##### Extracted information

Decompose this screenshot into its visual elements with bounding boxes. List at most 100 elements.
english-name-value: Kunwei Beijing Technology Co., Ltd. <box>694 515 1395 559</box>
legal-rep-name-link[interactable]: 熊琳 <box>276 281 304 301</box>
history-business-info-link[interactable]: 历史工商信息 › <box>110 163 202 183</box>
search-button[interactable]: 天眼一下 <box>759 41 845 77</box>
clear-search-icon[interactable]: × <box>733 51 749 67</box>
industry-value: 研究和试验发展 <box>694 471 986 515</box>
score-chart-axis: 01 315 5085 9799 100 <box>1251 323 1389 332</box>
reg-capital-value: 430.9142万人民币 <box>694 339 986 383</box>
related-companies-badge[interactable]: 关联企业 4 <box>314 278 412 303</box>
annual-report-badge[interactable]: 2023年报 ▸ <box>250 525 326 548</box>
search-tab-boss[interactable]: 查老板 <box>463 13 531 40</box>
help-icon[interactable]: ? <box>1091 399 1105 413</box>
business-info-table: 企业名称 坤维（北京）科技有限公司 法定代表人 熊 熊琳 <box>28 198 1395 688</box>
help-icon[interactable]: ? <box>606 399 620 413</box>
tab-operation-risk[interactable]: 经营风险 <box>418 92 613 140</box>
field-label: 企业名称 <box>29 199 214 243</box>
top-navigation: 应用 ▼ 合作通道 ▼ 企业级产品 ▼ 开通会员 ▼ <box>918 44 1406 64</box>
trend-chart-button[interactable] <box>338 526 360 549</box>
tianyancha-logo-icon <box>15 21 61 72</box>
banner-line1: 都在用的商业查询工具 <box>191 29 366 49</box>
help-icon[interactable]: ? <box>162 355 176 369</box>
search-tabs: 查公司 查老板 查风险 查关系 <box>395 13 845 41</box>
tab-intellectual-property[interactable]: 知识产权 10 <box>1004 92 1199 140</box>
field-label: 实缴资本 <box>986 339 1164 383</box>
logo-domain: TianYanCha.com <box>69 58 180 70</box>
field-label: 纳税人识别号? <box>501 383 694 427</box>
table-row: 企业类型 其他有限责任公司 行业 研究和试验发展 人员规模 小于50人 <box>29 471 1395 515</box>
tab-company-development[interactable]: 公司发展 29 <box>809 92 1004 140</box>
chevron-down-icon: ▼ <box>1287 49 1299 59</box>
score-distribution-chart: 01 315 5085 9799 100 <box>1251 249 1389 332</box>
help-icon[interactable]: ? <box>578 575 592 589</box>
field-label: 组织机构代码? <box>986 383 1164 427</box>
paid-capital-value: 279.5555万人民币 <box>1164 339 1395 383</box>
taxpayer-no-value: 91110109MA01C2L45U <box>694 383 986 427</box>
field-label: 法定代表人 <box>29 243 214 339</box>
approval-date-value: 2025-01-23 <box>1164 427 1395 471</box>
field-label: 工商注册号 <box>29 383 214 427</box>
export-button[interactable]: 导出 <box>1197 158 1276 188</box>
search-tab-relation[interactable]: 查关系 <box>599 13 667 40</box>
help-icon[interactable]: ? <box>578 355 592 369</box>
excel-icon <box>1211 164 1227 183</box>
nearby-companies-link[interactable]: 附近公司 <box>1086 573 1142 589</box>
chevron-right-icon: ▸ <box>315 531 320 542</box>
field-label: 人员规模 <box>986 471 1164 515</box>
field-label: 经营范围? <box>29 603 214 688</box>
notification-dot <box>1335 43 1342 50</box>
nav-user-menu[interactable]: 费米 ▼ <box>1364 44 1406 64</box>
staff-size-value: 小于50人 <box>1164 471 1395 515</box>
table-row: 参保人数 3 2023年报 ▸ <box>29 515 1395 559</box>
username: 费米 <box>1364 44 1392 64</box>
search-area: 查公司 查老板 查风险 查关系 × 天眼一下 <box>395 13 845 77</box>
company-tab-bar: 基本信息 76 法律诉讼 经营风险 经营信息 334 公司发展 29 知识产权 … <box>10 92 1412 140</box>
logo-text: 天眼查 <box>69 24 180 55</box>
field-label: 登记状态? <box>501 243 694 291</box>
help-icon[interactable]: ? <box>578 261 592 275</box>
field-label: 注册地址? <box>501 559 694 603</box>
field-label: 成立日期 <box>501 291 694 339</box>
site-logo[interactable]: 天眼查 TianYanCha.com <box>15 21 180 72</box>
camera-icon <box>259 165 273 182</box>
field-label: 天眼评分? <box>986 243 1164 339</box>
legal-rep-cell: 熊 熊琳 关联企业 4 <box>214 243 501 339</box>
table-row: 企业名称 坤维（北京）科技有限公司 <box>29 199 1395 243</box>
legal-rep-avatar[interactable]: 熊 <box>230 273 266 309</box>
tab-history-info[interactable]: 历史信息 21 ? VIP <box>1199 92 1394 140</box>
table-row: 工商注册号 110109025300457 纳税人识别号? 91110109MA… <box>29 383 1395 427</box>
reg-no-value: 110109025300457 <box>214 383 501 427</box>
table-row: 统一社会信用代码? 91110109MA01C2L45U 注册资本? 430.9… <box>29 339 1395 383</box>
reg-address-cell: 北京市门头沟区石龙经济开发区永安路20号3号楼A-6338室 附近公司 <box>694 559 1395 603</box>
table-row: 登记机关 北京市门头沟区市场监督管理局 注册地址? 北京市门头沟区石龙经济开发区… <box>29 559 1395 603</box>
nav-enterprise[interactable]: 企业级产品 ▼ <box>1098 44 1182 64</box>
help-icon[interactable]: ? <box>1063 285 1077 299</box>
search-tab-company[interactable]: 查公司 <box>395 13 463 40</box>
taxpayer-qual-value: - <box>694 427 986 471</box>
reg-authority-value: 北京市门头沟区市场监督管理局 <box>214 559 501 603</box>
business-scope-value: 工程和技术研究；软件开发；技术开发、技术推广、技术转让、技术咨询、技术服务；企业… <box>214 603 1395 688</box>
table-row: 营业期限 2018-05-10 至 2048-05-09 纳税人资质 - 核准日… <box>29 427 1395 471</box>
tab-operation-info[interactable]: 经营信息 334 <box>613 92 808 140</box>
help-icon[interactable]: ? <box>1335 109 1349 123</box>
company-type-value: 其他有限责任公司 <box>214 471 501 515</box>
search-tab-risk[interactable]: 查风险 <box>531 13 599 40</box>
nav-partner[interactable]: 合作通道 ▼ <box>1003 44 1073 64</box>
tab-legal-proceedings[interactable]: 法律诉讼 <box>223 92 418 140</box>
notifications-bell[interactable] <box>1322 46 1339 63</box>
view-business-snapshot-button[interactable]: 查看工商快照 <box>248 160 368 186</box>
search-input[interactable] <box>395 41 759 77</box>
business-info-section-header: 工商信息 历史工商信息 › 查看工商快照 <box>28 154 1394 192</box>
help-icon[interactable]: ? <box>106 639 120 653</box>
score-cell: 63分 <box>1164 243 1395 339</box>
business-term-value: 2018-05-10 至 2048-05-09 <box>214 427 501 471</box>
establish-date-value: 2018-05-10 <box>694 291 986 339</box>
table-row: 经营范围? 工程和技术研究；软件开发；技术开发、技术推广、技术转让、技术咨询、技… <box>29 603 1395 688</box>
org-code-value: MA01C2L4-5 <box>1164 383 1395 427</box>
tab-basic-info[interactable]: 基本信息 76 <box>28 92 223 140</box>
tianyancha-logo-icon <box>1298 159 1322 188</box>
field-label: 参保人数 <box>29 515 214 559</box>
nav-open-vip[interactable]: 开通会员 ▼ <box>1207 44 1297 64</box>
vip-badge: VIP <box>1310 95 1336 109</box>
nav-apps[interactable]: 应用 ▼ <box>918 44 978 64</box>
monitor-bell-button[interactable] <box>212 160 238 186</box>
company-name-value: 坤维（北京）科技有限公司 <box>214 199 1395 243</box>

##########

• Problem details: Copy every line of the records above verbatim.

• Written solution:
Decompose this screenshot into its visual elements with bounding boxes. List at most 100 elements.
english-name-value: Kunwei Beijing Technology Co., Ltd. <box>694 515 1395 559</box>
legal-rep-name-link[interactable]: 熊琳 <box>276 281 304 301</box>
history-business-info-link[interactable]: 历史工商信息 › <box>110 163 202 183</box>
search-button[interactable]: 天眼一下 <box>759 41 845 77</box>
clear-search-icon[interactable]: × <box>733 51 749 67</box>
industry-value: 研究和试验发展 <box>694 471 986 515</box>
score-chart-axis: 01 315 5085 9799 100 <box>1251 323 1389 332</box>
reg-capital-value: 430.9142万人民币 <box>694 339 986 383</box>
related-companies-badge[interactable]: 关联企业 4 <box>314 278 412 303</box>
annual-report-badge[interactable]: 2023年报 ▸ <box>250 525 326 548</box>
search-tab-boss[interactable]: 查老板 <box>463 13 531 40</box>
help-icon[interactable]: ? <box>1091 399 1105 413</box>
business-info-table: 企业名称 坤维（北京）科技有限公司 法定代表人 熊 熊琳 <box>28 198 1395 688</box>
help-icon[interactable]: ? <box>606 399 620 413</box>
tab-operation-risk[interactable]: 经营风险 <box>418 92 613 140</box>
field-label: 企业名称 <box>29 199 214 243</box>
top-navigation: 应用 ▼ 合作通道 ▼ 企业级产品 ▼ 开通会员 ▼ <box>918 44 1406 64</box>
trend-chart-button[interactable] <box>338 526 360 549</box>
tianyancha-logo-icon <box>15 21 61 72</box>
banner-line1: 都在用的商业查询工具 <box>191 29 366 49</box>
help-icon[interactable]: ? <box>162 355 176 369</box>
search-tabs: 查公司 查老板 查风险 查关系 <box>395 13 845 41</box>
tab-intellectual-property[interactable]: 知识产权 10 <box>1004 92 1199 140</box>
field-label: 实缴资本 <box>986 339 1164 383</box>
logo-domain: TianYanCha.com <box>69 58 180 70</box>
field-label: 纳税人识别号? <box>501 383 694 427</box>
table-row: 企业类型 其他有限责任公司 行业 研究和试验发展 人员规模 小于50人 <box>29 471 1395 515</box>
tab-company-development[interactable]: 公司发展 29 <box>809 92 1004 140</box>
chevron-down-icon: ▼ <box>1287 49 1299 59</box>
score-distribution-chart: 01 315 5085 9799 100 <box>1251 249 1389 332</box>
help-icon[interactable]: ? <box>578 575 592 589</box>
field-label: 组织机构代码? <box>986 383 1164 427</box>
paid-capital-value: 279.5555万人民币 <box>1164 339 1395 383</box>
taxpayer-no-value: 91110109MA01C2L45U <box>694 383 986 427</box>
field-label: 法定代表人 <box>29 243 214 339</box>
approval-date-value: 2025-01-23 <box>1164 427 1395 471</box>
field-label: 工商注册号 <box>29 383 214 427</box>
export-button[interactable]: 导出 <box>1197 158 1276 188</box>
search-tab-relation[interactable]: 查关系 <box>599 13 667 40</box>
help-icon[interactable]: ? <box>578 355 592 369</box>
excel-icon <box>1211 164 1227 183</box>
nearby-companies-link[interactable]: 附近公司 <box>1086 573 1142 589</box>
chevron-right-icon: ▸ <box>315 531 320 542</box>
field-label: 人员规模 <box>986 471 1164 515</box>
field-label: 经营范围? <box>29 603 214 688</box>
notification-dot <box>1335 43 1342 50</box>
nav-user-menu[interactable]: 费米 ▼ <box>1364 44 1406 64</box>
staff-size-value: 小于50人 <box>1164 471 1395 515</box>
table-row: 参保人数 3 2023年报 ▸ <box>29 515 1395 559</box>
username: 费米 <box>1364 44 1392 64</box>
search-area: 查公司 查老板 查风险 查关系 × 天眼一下 <box>395 13 845 77</box>
company-tab-bar: 基本信息 76 法律诉讼 经营风险 经营信息 334 公司发展 29 知识产权 … <box>10 92 1412 140</box>
logo-text: 天眼查 <box>69 24 180 55</box>
field-label: 登记状态? <box>501 243 694 291</box>
help-icon[interactable]: ? <box>578 261 592 275</box>
field-label: 注册地址? <box>501 559 694 603</box>
field-label: 成立日期 <box>501 291 694 339</box>
site-logo[interactable]: 天眼查 TianYanCha.com <box>15 21 180 72</box>
camera-icon <box>259 165 273 182</box>
field-label: 天眼评分? <box>986 243 1164 339</box>
legal-rep-cell: 熊 熊琳 关联企业 4 <box>214 243 501 339</box>
table-row: 企业名称 坤维（北京）科技有限公司 <box>29 199 1395 243</box>
legal-rep-avatar[interactable]: 熊 <box>230 273 266 309</box>
tab-history-info[interactable]: 历史信息 21 ? VIP <box>1199 92 1394 140</box>
table-row: 工商注册号 110109025300457 纳税人识别号? 91110109MA… <box>29 383 1395 427</box>
reg-no-value: 110109025300457 <box>214 383 501 427</box>
table-row: 统一社会信用代码? 91110109MA01C2L45U 注册资本? 430.9… <box>29 339 1395 383</box>
reg-address-cell: 北京市门头沟区石龙经济开发区永安路20号3号楼A-6338室 附近公司 <box>694 559 1395 603</box>
table-row: 登记机关 北京市门头沟区市场监督管理局 注册地址? 北京市门头沟区石龙经济开发区… <box>29 559 1395 603</box>
nav-enterprise[interactable]: 企业级产品 ▼ <box>1098 44 1182 64</box>
help-icon[interactable]: ? <box>1063 285 1077 299</box>
search-tab-company[interactable]: 查公司 <box>395 13 463 40</box>
taxpayer-qual-value: - <box>694 427 986 471</box>
reg-authority-value: 北京市门头沟区市场监督管理局 <box>214 559 501 603</box>
business-scope-value: 工程和技术研究；软件开发；技术开发、技术推广、技术转让、技术咨询、技术服务；企业… <box>214 603 1395 688</box>
table-row: 营业期限 2018-05-10 至 2048-05-09 纳税人资质 - 核准日… <box>29 427 1395 471</box>
tab-operation-info[interactable]: 经营信息 334 <box>613 92 808 140</box>
help-icon[interactable]: ? <box>1335 109 1349 123</box>
company-type-value: 其他有限责任公司 <box>214 471 501 515</box>
search-tab-risk[interactable]: 查风险 <box>531 13 599 40</box>
nav-partner[interactable]: 合作通道 ▼ <box>1003 44 1073 64</box>
tab-legal-proceedings[interactable]: 法律诉讼 <box>223 92 418 140</box>
notifications-bell[interactable] <box>1322 46 1339 63</box>
view-business-snapshot-button[interactable]: 查看工商快照 <box>248 160 368 186</box>
search-input[interactable] <box>395 41 759 77</box>
business-info-section-header: 工商信息 历史工商信息 › 查看工商快照 <box>28 154 1394 192</box>
help-icon[interactable]: ? <box>106 639 120 653</box>
score-cell: 63分 <box>1164 243 1395 339</box>
business-term-value: 2018-05-10 至 2048-05-09 <box>214 427 501 471</box>
establish-date-value: 2018-05-10 <box>694 291 986 339</box>
table-row: 经营范围? 工程和技术研究；软件开发；技术开发、技术推广、技术转让、技术咨询、技… <box>29 603 1395 688</box>
org-code-value: MA01C2L4-5 <box>1164 383 1395 427</box>
tab-basic-info[interactable]: 基本信息 76 <box>28 92 223 140</box>
tianyancha-logo-icon <box>1298 159 1322 188</box>
field-label: 参保人数 <box>29 515 214 559</box>
nav-open-vip[interactable]: 开通会员 ▼ <box>1207 44 1297 64</box>
vip-badge: VIP <box>1310 95 1336 109</box>
nav-apps[interactable]: 应用 ▼ <box>918 44 978 64</box>
monitor-bell-button[interactable] <box>212 160 238 186</box>
company-name-value: 坤维（北京）科技有限公司 <box>214 199 1395 243</box>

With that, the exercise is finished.